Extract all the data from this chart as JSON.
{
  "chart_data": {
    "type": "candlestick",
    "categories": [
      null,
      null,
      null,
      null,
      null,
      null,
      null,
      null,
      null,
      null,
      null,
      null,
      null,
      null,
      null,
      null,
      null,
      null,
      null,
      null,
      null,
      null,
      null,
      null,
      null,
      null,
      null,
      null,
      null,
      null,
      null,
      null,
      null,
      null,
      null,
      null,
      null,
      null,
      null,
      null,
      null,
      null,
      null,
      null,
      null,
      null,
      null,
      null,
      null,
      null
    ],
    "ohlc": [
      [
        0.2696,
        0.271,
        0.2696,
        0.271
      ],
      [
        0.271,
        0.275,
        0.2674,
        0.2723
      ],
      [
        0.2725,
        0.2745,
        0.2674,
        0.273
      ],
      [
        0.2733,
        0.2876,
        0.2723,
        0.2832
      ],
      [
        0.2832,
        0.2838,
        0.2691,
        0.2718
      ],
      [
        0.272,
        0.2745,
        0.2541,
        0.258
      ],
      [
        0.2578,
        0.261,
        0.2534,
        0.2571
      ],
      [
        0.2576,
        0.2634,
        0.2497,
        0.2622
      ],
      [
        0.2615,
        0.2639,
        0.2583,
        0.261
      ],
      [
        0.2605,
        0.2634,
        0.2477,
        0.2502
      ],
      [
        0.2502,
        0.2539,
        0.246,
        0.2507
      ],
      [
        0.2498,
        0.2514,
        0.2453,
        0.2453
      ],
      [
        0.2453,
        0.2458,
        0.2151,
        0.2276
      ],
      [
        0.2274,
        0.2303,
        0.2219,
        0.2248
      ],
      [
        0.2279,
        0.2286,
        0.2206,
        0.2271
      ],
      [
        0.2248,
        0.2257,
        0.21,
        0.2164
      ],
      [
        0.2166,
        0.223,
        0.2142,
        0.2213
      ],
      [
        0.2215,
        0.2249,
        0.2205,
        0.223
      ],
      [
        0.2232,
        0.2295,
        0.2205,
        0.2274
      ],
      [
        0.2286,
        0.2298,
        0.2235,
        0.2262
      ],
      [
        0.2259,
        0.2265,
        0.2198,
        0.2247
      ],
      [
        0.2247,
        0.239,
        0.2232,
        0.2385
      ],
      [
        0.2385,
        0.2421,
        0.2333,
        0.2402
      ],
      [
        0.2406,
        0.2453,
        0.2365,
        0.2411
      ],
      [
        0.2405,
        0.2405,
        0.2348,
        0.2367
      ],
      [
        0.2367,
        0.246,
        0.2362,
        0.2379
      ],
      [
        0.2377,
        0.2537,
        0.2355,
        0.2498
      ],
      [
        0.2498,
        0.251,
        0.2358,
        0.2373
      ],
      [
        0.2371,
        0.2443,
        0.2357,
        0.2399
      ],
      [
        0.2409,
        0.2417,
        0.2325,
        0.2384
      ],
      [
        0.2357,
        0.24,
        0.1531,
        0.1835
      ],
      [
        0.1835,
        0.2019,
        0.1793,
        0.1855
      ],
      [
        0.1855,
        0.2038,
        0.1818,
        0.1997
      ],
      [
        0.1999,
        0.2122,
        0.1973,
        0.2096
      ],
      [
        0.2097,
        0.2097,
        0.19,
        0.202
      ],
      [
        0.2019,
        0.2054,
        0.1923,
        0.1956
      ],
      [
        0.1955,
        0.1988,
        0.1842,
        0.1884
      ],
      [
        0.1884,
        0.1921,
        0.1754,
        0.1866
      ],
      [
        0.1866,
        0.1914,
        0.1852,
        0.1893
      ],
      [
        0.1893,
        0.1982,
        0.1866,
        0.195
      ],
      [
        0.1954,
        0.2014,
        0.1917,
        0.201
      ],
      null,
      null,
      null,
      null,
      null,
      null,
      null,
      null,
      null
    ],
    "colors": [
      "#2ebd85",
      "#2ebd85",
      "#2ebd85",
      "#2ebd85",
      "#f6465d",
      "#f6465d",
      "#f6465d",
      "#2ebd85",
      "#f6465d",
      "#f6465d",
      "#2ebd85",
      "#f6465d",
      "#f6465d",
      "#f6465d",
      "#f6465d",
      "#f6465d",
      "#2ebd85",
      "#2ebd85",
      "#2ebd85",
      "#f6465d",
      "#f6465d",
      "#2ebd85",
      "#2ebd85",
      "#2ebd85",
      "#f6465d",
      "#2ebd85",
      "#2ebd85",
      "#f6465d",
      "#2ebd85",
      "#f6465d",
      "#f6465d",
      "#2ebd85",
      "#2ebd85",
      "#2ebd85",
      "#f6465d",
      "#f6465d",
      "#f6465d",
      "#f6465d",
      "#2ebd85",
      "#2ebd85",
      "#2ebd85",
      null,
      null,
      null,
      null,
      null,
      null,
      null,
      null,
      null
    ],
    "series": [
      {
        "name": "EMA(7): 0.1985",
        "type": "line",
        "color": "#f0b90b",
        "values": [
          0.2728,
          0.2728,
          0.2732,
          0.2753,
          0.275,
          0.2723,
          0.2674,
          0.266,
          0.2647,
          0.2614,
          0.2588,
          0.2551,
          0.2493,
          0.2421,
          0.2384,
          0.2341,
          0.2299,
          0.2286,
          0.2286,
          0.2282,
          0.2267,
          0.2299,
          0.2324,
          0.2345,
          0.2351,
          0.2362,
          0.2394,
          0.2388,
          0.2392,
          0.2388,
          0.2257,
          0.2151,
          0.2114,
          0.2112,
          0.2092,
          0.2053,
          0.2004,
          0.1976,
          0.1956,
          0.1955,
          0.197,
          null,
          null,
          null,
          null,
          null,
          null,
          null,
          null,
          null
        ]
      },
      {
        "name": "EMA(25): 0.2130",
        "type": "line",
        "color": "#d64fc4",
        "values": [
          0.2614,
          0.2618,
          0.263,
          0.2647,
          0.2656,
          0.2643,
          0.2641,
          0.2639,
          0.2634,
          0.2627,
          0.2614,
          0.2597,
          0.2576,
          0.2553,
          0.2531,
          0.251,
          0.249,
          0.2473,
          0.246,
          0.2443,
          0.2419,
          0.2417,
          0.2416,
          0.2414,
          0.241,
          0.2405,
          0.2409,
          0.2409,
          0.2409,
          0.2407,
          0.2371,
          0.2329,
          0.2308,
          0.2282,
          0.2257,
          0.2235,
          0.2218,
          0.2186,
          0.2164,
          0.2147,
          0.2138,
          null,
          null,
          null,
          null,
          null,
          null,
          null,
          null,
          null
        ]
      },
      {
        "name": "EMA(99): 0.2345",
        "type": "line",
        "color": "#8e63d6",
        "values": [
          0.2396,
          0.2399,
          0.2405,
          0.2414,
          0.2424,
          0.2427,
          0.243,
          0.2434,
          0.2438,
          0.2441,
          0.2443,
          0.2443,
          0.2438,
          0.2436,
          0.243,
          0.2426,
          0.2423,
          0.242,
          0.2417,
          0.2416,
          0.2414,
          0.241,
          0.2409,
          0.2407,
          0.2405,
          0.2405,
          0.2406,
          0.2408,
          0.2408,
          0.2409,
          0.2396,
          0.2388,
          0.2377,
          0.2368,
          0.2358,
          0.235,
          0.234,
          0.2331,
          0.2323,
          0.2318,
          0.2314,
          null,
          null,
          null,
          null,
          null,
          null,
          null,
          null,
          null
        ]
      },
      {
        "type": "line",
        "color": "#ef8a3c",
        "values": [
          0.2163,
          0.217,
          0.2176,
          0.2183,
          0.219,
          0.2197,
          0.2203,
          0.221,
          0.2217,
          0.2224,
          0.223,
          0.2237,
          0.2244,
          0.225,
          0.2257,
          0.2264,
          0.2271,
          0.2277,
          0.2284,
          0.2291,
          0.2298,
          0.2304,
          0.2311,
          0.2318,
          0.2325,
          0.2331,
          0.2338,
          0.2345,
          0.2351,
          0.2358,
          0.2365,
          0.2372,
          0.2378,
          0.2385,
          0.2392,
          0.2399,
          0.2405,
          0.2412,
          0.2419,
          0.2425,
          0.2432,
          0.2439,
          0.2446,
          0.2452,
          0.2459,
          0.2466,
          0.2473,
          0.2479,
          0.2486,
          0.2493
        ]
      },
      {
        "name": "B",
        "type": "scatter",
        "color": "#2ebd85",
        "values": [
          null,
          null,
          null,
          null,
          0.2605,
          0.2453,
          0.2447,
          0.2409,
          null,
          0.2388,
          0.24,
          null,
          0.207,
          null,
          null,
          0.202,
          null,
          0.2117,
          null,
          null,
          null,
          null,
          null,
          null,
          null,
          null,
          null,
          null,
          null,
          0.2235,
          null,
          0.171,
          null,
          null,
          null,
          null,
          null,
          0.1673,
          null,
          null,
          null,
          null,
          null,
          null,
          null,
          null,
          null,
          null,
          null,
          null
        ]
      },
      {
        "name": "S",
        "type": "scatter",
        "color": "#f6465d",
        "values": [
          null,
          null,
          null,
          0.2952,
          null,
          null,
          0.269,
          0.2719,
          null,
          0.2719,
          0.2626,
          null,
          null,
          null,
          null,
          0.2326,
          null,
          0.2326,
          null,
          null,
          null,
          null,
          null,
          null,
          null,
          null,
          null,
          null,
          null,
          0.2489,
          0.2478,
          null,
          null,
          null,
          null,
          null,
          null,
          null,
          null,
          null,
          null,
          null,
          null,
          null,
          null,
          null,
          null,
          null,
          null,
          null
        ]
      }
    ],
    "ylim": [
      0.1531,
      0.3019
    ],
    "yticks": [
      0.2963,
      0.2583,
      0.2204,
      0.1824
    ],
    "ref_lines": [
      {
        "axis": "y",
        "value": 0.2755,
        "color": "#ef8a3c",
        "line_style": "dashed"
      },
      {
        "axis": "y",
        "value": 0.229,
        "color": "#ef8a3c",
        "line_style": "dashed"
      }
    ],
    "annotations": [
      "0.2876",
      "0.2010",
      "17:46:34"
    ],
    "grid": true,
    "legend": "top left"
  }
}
____________
> _Exercise_
Show every line of the records above that contains the word "name".

> _Task result_
        "name": "EMA(7): 0.1985",
        "name": "EMA(25): 0.2130",
        "name": "EMA(99): 0.2345",
        "name": "B",
        "name": "S",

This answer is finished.